## AIM OF THE EXERCISE
Search the data below for the string "NOME". Extract every line that contains it.

┏━━

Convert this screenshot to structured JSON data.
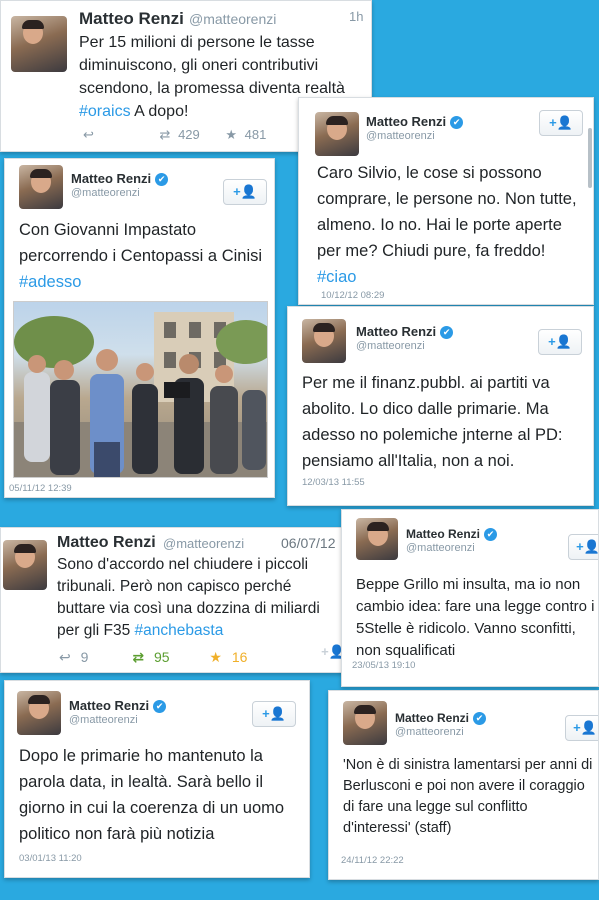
{
  "author": {
    "name": "Matteo Renzi",
    "handle": "@matteorenzi"
  },
  "follow_label": "+👤",
  "tweets": [
    {
      "time": "1h",
      "text": "Per 15 milioni di persone le tasse diminuiscono, gli oneri contributivi scendono, la promessa diventa realtà #oraics A dopo!",
      "retweets": "429",
      "favorites": "481"
    },
    {
      "text_a": "Caro Silvio, le cose si possono comprare, le persone no. Non tutte, almeno. Io no. Hai le porte aperte per me? Chiudi pure, fa freddo!",
      "hashtag": "#ciao",
      "date": "10/12/12 08:29"
    },
    {
      "text_a": "Con Giovanni Impastato percorrendo i Centopassi a Cinisi",
      "hashtag": "#adesso",
      "date": "05/11/12 12:39"
    },
    {
      "text": "Per me il finanz.pubbl. ai partiti va abolito. Lo dico dalle primarie. Ma adesso no polemiche jnterne al PD: pensiamo all'Italia, non a noi.",
      "date": "12/03/13 11:55"
    },
    {
      "time": "06/07/12",
      "text": "Sono d'accordo nel chiudere i piccoli tribunali. Però non capisco perché buttare via così una dozzina di miliardi per gli F35 #anchebasta",
      "replies": "9",
      "retweets": "95",
      "favorites": "16"
    },
    {
      "text": "Beppe Grillo mi insulta, ma io non cambio idea: fare una legge contro i 5Stelle è ridicolo. Vanno sconfitti, non squalificati",
      "date": "23/05/13 19:10"
    },
    {
      "text": "Dopo le primarie ho mantenuto la parola data, in lealtà. Sarà bello il giorno in cui la coerenza di un uomo politico non farà più notizia",
      "date": "03/01/13 11:20"
    },
    {
      "text": "'Non è di sinistra lamentarsi per anni di Berlusconi e poi non avere il coraggio di fare una legge sul conflitto d'interessi' (staff)",
      "date": "24/11/12 22:22"
    }
  ],
  "icons": {
    "reply": "reply-icon",
    "retweet": "retweet-icon",
    "favorite": "star-icon",
    "follow": "follow-button-icon"
  },
  "colors": {
    "background": "#2aa9e0",
    "link": "#2b9ae6",
    "retweet_active": "#5c9e31",
    "favorite_active": "#f0b02a"
  }
}
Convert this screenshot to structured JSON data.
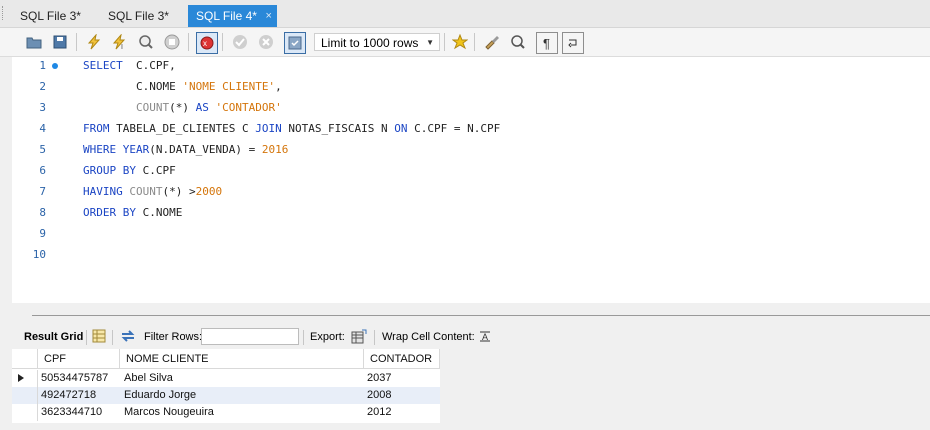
{
  "tabs": [
    {
      "label": "SQL File 3*"
    },
    {
      "label": "SQL File 3*"
    },
    {
      "label": "SQL File 4*",
      "close": "×"
    }
  ],
  "toolbar": {
    "limit_label": "Limit to 1000 rows"
  },
  "editor": {
    "line_numbers": [
      "1",
      "2",
      "3",
      "4",
      "5",
      "6",
      "7",
      "8",
      "9",
      "10"
    ],
    "lines": [
      [
        {
          "t": "kw",
          "v": "SELECT"
        },
        {
          "t": "p",
          "v": "  C.CPF,"
        }
      ],
      [
        {
          "t": "p",
          "v": "        C.NOME "
        },
        {
          "t": "str",
          "v": "'NOME CLIENTE'"
        },
        {
          "t": "p",
          "v": ","
        }
      ],
      [
        {
          "t": "p",
          "v": "        "
        },
        {
          "t": "fn",
          "v": "COUNT"
        },
        {
          "t": "p",
          "v": "(*) "
        },
        {
          "t": "kw",
          "v": "AS"
        },
        {
          "t": "p",
          "v": " "
        },
        {
          "t": "str",
          "v": "'CONTADOR'"
        }
      ],
      [
        {
          "t": "kw",
          "v": "FROM"
        },
        {
          "t": "p",
          "v": " TABELA_DE_CLIENTES C "
        },
        {
          "t": "kw",
          "v": "JOIN"
        },
        {
          "t": "p",
          "v": " NOTAS_FISCAIS N "
        },
        {
          "t": "kw",
          "v": "ON"
        },
        {
          "t": "p",
          "v": " C.CPF = N.CPF"
        }
      ],
      [
        {
          "t": "kw",
          "v": "WHERE"
        },
        {
          "t": "p",
          "v": " "
        },
        {
          "t": "kw",
          "v": "YEAR"
        },
        {
          "t": "p",
          "v": "(N.DATA_VENDA) = "
        },
        {
          "t": "num",
          "v": "2016"
        }
      ],
      [
        {
          "t": "kw",
          "v": "GROUP BY"
        },
        {
          "t": "p",
          "v": " C.CPF"
        }
      ],
      [
        {
          "t": "kw",
          "v": "HAVING"
        },
        {
          "t": "p",
          "v": " "
        },
        {
          "t": "fn",
          "v": "COUNT"
        },
        {
          "t": "p",
          "v": "(*) >"
        },
        {
          "t": "num",
          "v": "2000"
        }
      ],
      [
        {
          "t": "kw",
          "v": "ORDER BY"
        },
        {
          "t": "p",
          "v": " C.NOME"
        }
      ],
      [],
      []
    ]
  },
  "result_toolbar": {
    "result_grid": "Result Grid",
    "filter_rows": "Filter Rows:",
    "export": "Export:",
    "wrap_cell": "Wrap Cell Content:"
  },
  "grid": {
    "columns": [
      "CPF",
      "NOME CLIENTE",
      "CONTADOR"
    ],
    "rows": [
      [
        "50534475787",
        "Abel Silva",
        "2037"
      ],
      [
        "492472718",
        "Eduardo Jorge",
        "2008"
      ],
      [
        "3623344710",
        "Marcos Nougeuira",
        "2012"
      ]
    ]
  }
}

┗━━

## EXERCISE RESPONSE
          "v": "        C.NOME "
          "v": "'NOME CLIENTE'"
          "v": " C.NOME"
      "NOME CLIENTE",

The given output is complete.